SET EXERCISE
Locate the lines of the listing below that hold "JSON", then copy each of them.
==*==
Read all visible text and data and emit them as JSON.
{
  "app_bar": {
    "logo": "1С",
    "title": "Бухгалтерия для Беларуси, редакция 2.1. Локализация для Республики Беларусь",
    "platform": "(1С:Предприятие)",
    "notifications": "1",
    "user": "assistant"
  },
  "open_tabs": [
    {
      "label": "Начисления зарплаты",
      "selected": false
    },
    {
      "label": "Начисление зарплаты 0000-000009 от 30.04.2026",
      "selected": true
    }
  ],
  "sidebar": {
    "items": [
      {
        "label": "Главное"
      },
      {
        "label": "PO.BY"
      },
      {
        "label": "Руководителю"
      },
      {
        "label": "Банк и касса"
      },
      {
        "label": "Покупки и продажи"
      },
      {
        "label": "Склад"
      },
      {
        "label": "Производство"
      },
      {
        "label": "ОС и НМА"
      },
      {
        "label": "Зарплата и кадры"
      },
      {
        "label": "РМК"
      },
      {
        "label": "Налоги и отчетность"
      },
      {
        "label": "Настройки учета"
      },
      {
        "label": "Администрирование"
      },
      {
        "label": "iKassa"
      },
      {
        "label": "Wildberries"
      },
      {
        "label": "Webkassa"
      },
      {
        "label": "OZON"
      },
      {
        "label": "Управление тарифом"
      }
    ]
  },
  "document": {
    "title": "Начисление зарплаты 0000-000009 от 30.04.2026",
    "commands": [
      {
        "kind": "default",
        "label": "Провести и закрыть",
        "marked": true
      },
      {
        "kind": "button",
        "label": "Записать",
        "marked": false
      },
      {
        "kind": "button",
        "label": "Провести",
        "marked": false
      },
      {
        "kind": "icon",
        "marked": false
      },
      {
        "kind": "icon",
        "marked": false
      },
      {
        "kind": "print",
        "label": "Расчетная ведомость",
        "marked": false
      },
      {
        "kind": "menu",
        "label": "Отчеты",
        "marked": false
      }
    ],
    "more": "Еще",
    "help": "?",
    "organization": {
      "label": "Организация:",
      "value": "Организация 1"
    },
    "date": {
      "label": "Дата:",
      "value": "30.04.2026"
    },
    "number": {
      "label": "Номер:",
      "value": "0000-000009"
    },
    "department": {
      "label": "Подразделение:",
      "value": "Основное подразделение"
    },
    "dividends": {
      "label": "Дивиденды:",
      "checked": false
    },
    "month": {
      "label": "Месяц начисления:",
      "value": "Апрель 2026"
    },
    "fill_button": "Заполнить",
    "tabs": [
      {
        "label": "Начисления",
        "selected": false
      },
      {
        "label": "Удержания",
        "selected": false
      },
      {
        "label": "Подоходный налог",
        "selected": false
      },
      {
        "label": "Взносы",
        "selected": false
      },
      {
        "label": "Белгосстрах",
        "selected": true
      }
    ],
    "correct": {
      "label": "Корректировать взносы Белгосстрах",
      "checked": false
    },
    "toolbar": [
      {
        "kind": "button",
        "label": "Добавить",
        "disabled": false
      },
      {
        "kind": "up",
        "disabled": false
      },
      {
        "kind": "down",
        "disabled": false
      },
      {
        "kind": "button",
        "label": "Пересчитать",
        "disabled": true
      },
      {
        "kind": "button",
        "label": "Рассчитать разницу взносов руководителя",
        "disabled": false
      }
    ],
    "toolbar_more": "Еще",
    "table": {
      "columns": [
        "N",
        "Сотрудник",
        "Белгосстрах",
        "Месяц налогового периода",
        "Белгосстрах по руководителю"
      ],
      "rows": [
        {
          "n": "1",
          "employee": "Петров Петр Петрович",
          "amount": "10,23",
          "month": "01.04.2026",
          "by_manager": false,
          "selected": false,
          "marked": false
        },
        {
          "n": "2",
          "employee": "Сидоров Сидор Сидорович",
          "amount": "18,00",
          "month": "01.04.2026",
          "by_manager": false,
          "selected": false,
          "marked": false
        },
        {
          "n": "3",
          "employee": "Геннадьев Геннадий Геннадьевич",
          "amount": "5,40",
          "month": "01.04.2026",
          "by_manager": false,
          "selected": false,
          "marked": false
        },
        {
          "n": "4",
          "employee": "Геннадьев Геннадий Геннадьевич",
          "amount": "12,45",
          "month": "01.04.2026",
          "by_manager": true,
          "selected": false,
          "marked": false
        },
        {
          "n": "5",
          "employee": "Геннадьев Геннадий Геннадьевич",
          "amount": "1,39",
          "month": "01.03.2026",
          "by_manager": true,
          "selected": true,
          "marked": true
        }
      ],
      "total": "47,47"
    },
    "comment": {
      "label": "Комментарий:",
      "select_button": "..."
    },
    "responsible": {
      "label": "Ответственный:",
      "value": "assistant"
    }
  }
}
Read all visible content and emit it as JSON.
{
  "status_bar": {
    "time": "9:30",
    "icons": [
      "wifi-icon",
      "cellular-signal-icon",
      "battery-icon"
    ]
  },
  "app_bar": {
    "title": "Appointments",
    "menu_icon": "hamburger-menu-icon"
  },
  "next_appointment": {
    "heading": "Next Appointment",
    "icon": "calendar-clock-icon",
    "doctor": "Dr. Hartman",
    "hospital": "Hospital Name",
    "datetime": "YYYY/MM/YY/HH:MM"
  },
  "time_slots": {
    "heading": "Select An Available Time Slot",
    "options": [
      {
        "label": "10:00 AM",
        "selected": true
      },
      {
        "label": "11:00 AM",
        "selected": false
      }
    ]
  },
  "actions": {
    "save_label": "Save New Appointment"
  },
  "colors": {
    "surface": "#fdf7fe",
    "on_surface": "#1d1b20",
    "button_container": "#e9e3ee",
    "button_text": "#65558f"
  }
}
==*==
ANSWER FOR THIS EXERCISE
Read all visible text and data and emit them as JSON.
Read all visible content and emit it as JSON.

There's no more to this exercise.